▸ **TASK STATEMENT**
Leave out the pictures and copy every record exactly.

[Raw records]
»»

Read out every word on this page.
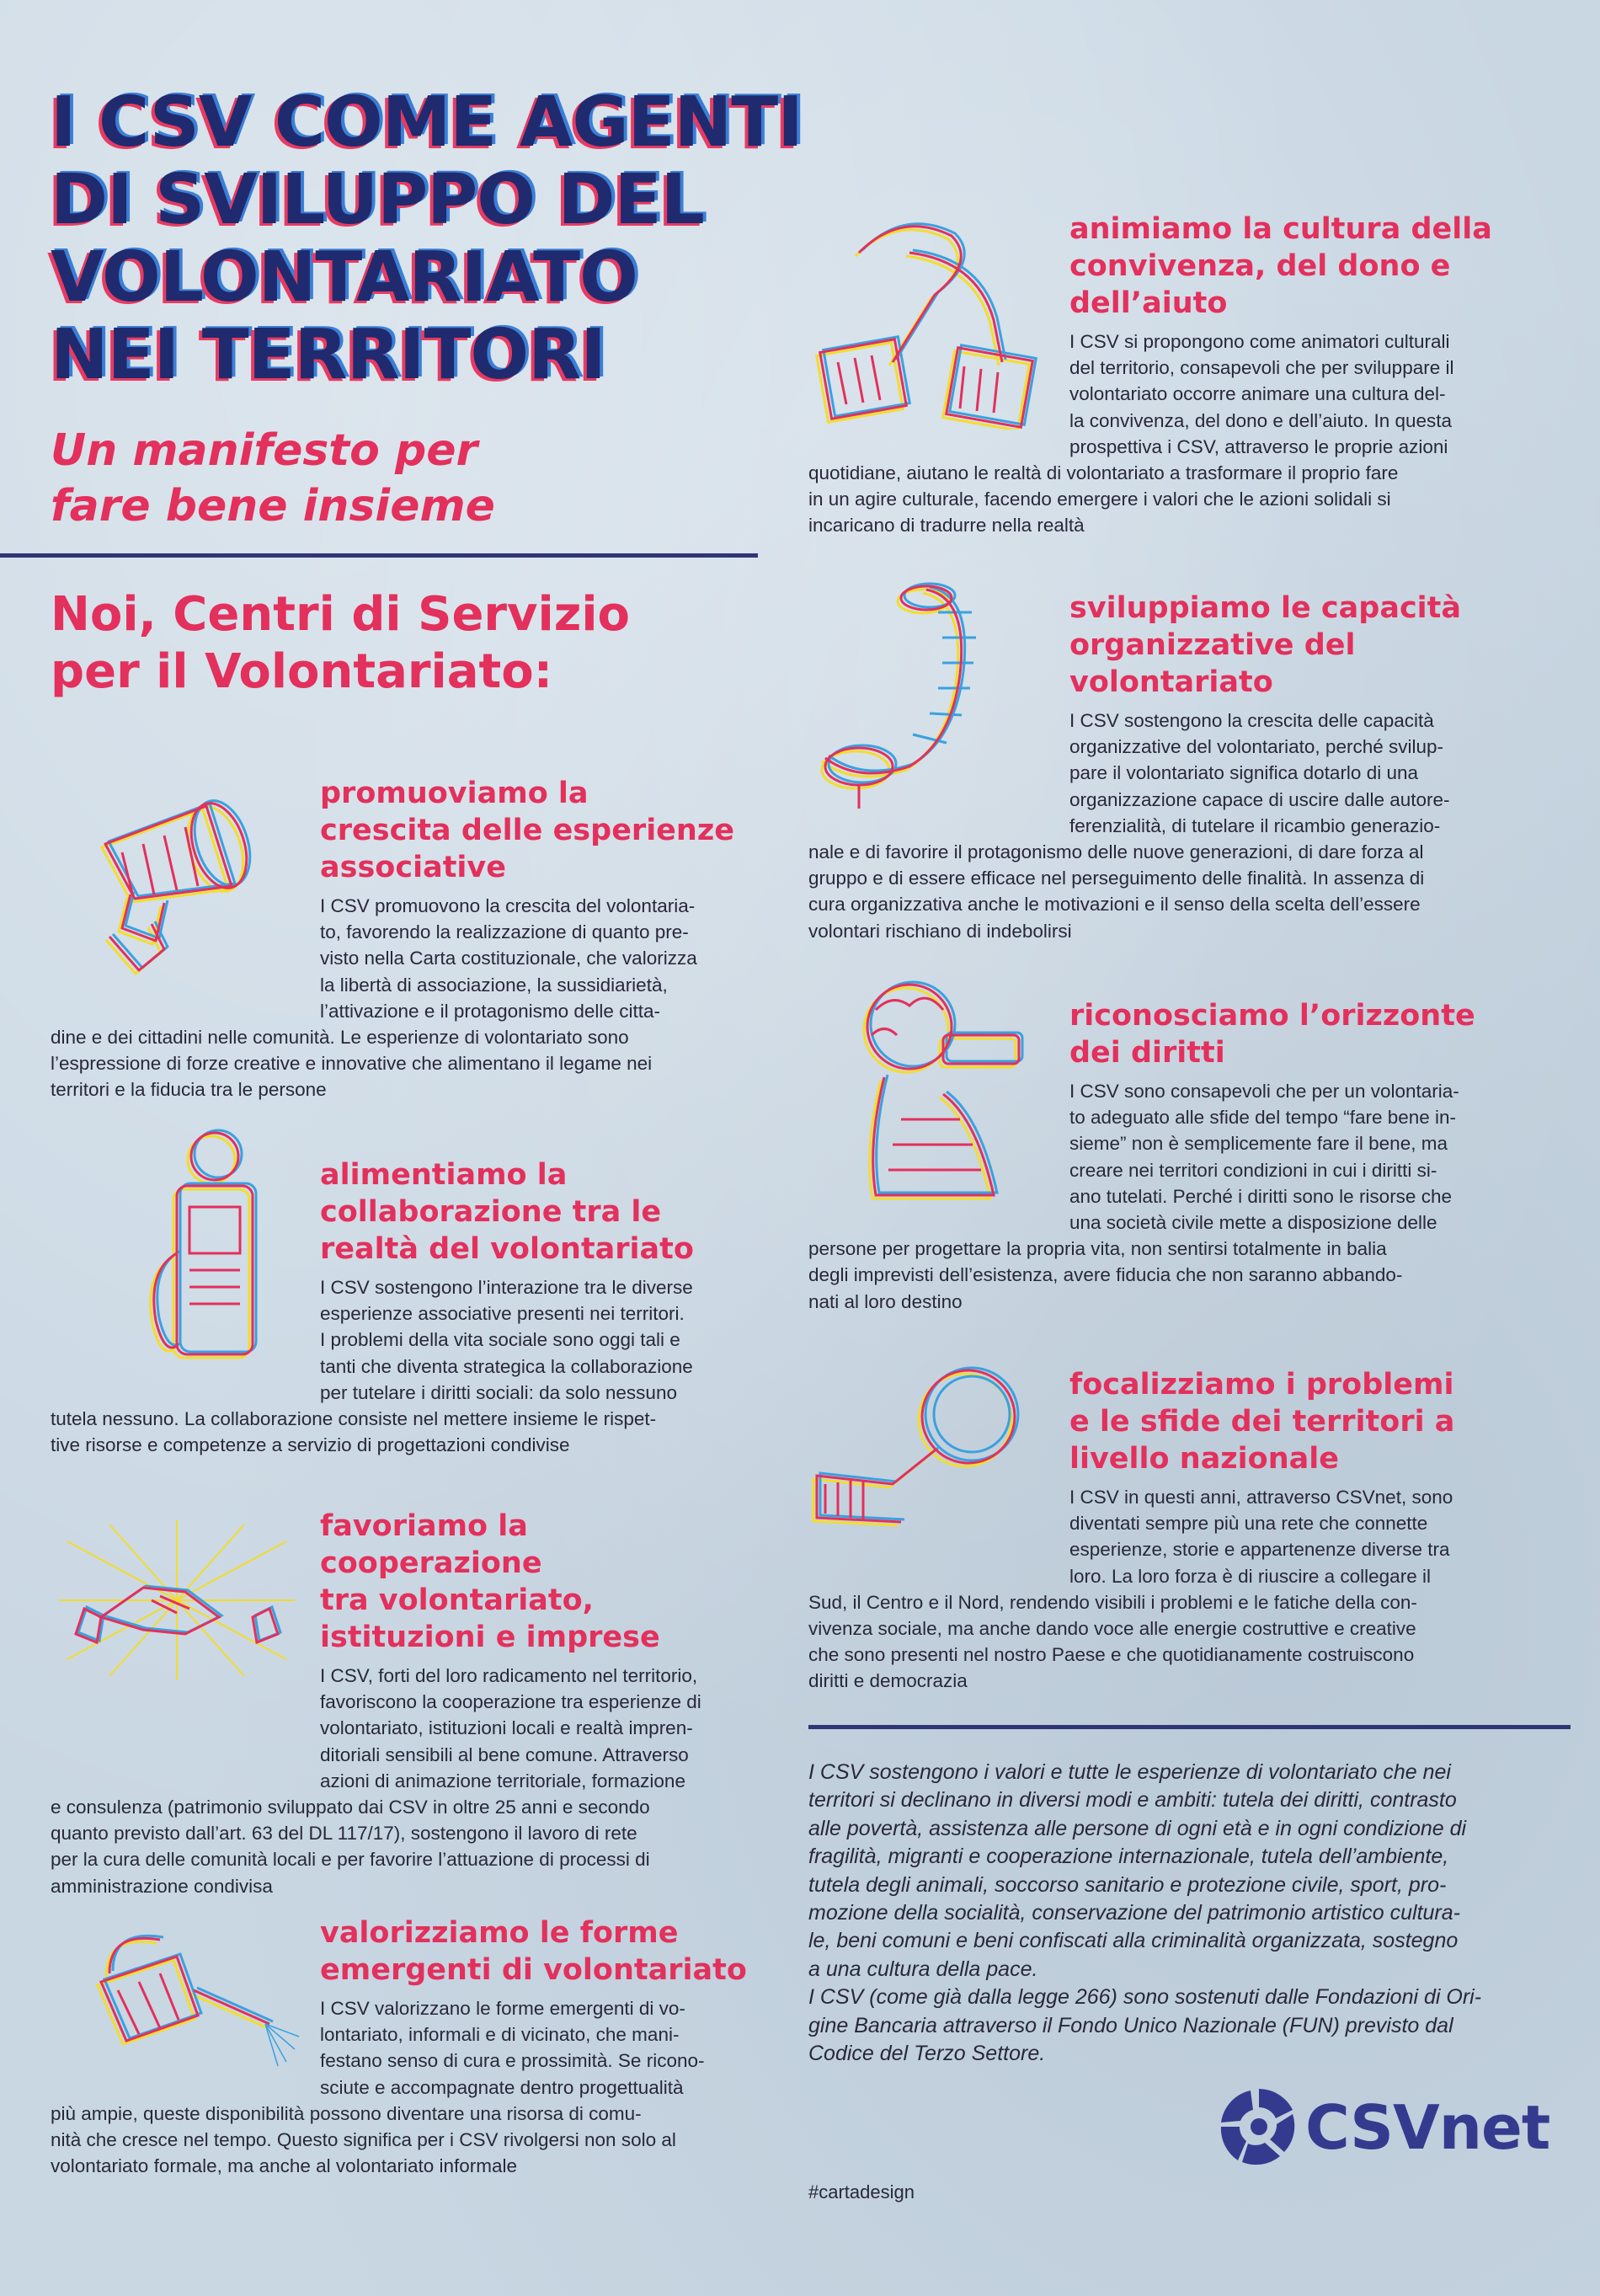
I CSV COME AGENTI
DI SVILUPPO DEL
VOLONTARIATO
NEI TERRITORI
Un manifesto per
fare bene insieme
Noi, Centri di Servizio
per il Volontariato:
promuoviamo la
crescita delle esperienze
associative
I CSV promuovono la crescita del volontaria-
to, favorendo la realizzazione di quanto pre-
visto nella Carta costituzionale, che valorizza
la libertà di associazione, la sussidiarietà,
l’attivazione e il protagonismo delle citta-
dine e dei cittadini nelle comunità. Le esperienze di volontariato sono
l’espressione di forze creative e innovative che alimentano il legame nei
territori e la fiducia tra le persone
alimentiamo la
collaborazione tra le
realtà del volontariato
I CSV sostengono l’interazione tra le diverse
esperienze associative presenti nei territori.
I problemi della vita sociale sono oggi tali e
tanti che diventa strategica la collaborazione
per tutelare i diritti sociali: da solo nessuno
tutela nessuno. La collaborazione consiste nel mettere insieme le rispet-
tive risorse e competenze a servizio di progettazioni condivise
favoriamo la cooperazione
tra volontariato,
istituzioni e imprese
I CSV, forti del loro radicamento nel territorio,
favoriscono la cooperazione tra esperienze di
volontariato, istituzioni locali e realtà impren-
ditoriali sensibili al bene comune. Attraverso
azioni di animazione territoriale, formazione
e consulenza (patrimonio sviluppato dai CSV in oltre 25 anni e secondo
quanto previsto dall’art. 63 del DL 117/17), sostengono il lavoro di rete
per la cura delle comunità locali e per favorire l’attuazione di processi di
amministrazione condivisa
valorizziamo le forme
emergenti di volontariato
I CSV valorizzano le forme emergenti di vo-
lontariato, informali e di vicinato, che mani-
festano senso di cura e prossimità. Se ricono-
sciute e accompagnate dentro progettualità
più ampie, queste disponibilità possono diventare una risorsa di comu-
nità che cresce nel tempo. Questo significa per i CSV rivolgersi non solo al
volontariato formale, ma anche al volontariato informale
animiamo la cultura della
convivenza, del dono e
dell’aiuto
I CSV si propongono come animatori culturali
del territorio, consapevoli che per sviluppare il
volontariato occorre animare una cultura del-
la convivenza, del dono e dell’aiuto. In questa
prospettiva i CSV, attraverso le proprie azioni
quotidiane, aiutano le realtà di volontariato a trasformare il proprio fare
in un agire culturale, facendo emergere i valori che le azioni solidali si
incaricano di tradurre nella realtà
sviluppiamo le capacità
organizzative del
volontariato
I CSV sostengono la crescita delle capacità
organizzative del volontariato, perché svilup-
pare il volontariato significa dotarlo di una
organizzazione capace di uscire dalle autore-
ferenzialità, di tutelare il ricambio generazio-
nale e di favorire il protagonismo delle nuove generazioni, di dare forza al
gruppo e di essere efficace nel perseguimento delle finalità. In assenza di
cura organizzativa anche le motivazioni e il senso della scelta dell’essere
volontari rischiano di indebolirsi
riconosciamo l’orizzonte
dei diritti
I CSV sono consapevoli che per un volontaria-
to adeguato alle sfide del tempo “fare bene in-
sieme” non è semplicemente fare il bene, ma
creare nei territori condizioni in cui i diritti si-
ano tutelati. Perché i diritti sono le risorse che
una società civile mette a disposizione delle
persone per progettare la propria vita, non sentirsi totalmente in balia
degli imprevisti dell’esistenza, avere fiducia che non saranno abbando-
nati al loro destino
focalizziamo i problemi
e le sfide dei territori a
livello nazionale
I CSV in questi anni, attraverso CSVnet, sono
diventati sempre più una rete che connette
esperienze, storie e appartenenze diverse tra
loro. La loro forza è di riuscire a collegare il
Sud, il Centro e il Nord, rendendo visibili i problemi e le fatiche della con-
vivenza sociale, ma anche dando voce alle energie costruttive e creative
che sono presenti nel nostro Paese e che quotidianamente costruiscono
diritti e democrazia

I CSV sostengono i valori e tutte le esperienze di volontariato che nei
territori si declinano in diversi modi e ambiti: tutela dei diritti, contrasto
alle povertà, assistenza alle persone di ogni età e in ogni condizione di
fragilità, migranti e cooperazione internazionale, tutela dell’ambiente,
tutela degli animali, soccorso sanitario e protezione civile, sport, pro-
mozione della socialità, conservazione del patrimonio artistico cultura-
le, beni comuni e beni confiscati alla criminalità organizzata, sostegno
a una cultura della pace.

I CSV (come già dalla legge 266) sono sostenuti dalle Fondazioni di Ori-
gine Bancaria attraverso il Fondo Unico Nazionale (FUN) previsto dal
Codice del Terzo Settore.

CSVnet
#cartadesign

««

▸ **RESULT BELOW**
Read out every word on this page.
I CSV COME AGENTI
DI SVILUPPO DEL
VOLONTARIATO
NEI TERRITORI
Un manifesto per
fare bene insieme
Noi, Centri di Servizio
per il Volontariato:
promuoviamo la
crescita delle esperienze
associative
I CSV promuovono la crescita del volontaria-
to, favorendo la realizzazione di quanto pre-
visto nella Carta costituzionale, che valorizza
la libertà di associazione, la sussidiarietà,
l’attivazione e il protagonismo delle citta-
dine e dei cittadini nelle comunità. Le esperienze di volontariato sono
l’espressione di forze creative e innovative che alimentano il legame nei
territori e la fiducia tra le persone
alimentiamo la
collaborazione tra le
realtà del volontariato
I CSV sostengono l’interazione tra le diverse
esperienze associative presenti nei territori.
I problemi della vita sociale sono oggi tali e
tanti che diventa strategica la collaborazione
per tutelare i diritti sociali: da solo nessuno
tutela nessuno. La collaborazione consiste nel mettere insieme le rispet-
tive risorse e competenze a servizio di progettazioni condivise
favoriamo la cooperazione
tra volontariato,
istituzioni e imprese
I CSV, forti del loro radicamento nel territorio,
favoriscono la cooperazione tra esperienze di
volontariato, istituzioni locali e realtà impren-
ditoriali sensibili al bene comune. Attraverso
azioni di animazione territoriale, formazione
e consulenza (patrimonio sviluppato dai CSV in oltre 25 anni e secondo
quanto previsto dall’art. 63 del DL 117/17), sostengono il lavoro di rete
per la cura delle comunità locali e per favorire l’attuazione di processi di
amministrazione condivisa
valorizziamo le forme
emergenti di volontariato
I CSV valorizzano le forme emergenti di vo-
lontariato, informali e di vicinato, che mani-
festano senso di cura e prossimità. Se ricono-
sciute e accompagnate dentro progettualità
più ampie, queste disponibilità possono diventare una risorsa di comu-
nità che cresce nel tempo. Questo significa per i CSV rivolgersi non solo al
volontariato formale, ma anche al volontariato informale
animiamo la cultura della
convivenza, del dono e
dell’aiuto
I CSV si propongono come animatori culturali
del territorio, consapevoli che per sviluppare il
volontariato occorre animare una cultura del-
la convivenza, del dono e dell’aiuto. In questa
prospettiva i CSV, attraverso le proprie azioni
quotidiane, aiutano le realtà di volontariato a trasformare il proprio fare
in un agire culturale, facendo emergere i valori che le azioni solidali si
incaricano di tradurre nella realtà
sviluppiamo le capacità
organizzative del
volontariato
I CSV sostengono la crescita delle capacità
organizzative del volontariato, perché svilup-
pare il volontariato significa dotarlo di una
organizzazione capace di uscire dalle autore-
ferenzialità, di tutelare il ricambio generazio-
nale e di favorire il protagonismo delle nuove generazioni, di dare forza al
gruppo e di essere efficace nel perseguimento delle finalità. In assenza di
cura organizzativa anche le motivazioni e il senso della scelta dell’essere
volontari rischiano di indebolirsi
riconosciamo l’orizzonte
dei diritti
I CSV sono consapevoli che per un volontaria-
to adeguato alle sfide del tempo “fare bene in-
sieme” non è semplicemente fare il bene, ma
creare nei territori condizioni in cui i diritti si-
ano tutelati. Perché i diritti sono le risorse che
una società civile mette a disposizione delle
persone per progettare la propria vita, non sentirsi totalmente in balia
degli imprevisti dell’esistenza, avere fiducia che non saranno abbando-
nati al loro destino
focalizziamo i problemi
e le sfide dei territori a
livello nazionale
I CSV in questi anni, attraverso CSVnet, sono
diventati sempre più una rete che connette
esperienze, storie e appartenenze diverse tra
loro. La loro forza è di riuscire a collegare il
Sud, il Centro e il Nord, rendendo visibili i problemi e le fatiche della con-
vivenza sociale, ma anche dando voce alle energie costruttive e creative
che sono presenti nel nostro Paese e che quotidianamente costruiscono
diritti e democrazia

I CSV sostengono i valori e tutte le esperienze di volontariato che nei
territori si declinano in diversi modi e ambiti: tutela dei diritti, contrasto
alle povertà, assistenza alle persone di ogni età e in ogni condizione di
fragilità, migranti e cooperazione internazionale, tutela dell’ambiente,
tutela degli animali, soccorso sanitario e protezione civile, sport, pro-
mozione della socialità, conservazione del patrimonio artistico cultura-
le, beni comuni e beni confiscati alla criminalità organizzata, sostegno
a una cultura della pace.

I CSV (come già dalla legge 266) sono sostenuti dalle Fondazioni di Ori-
gine Bancaria attraverso il Fondo Unico Nazionale (FUN) previsto dal
Codice del Terzo Settore.

CSVnet
#cartadesign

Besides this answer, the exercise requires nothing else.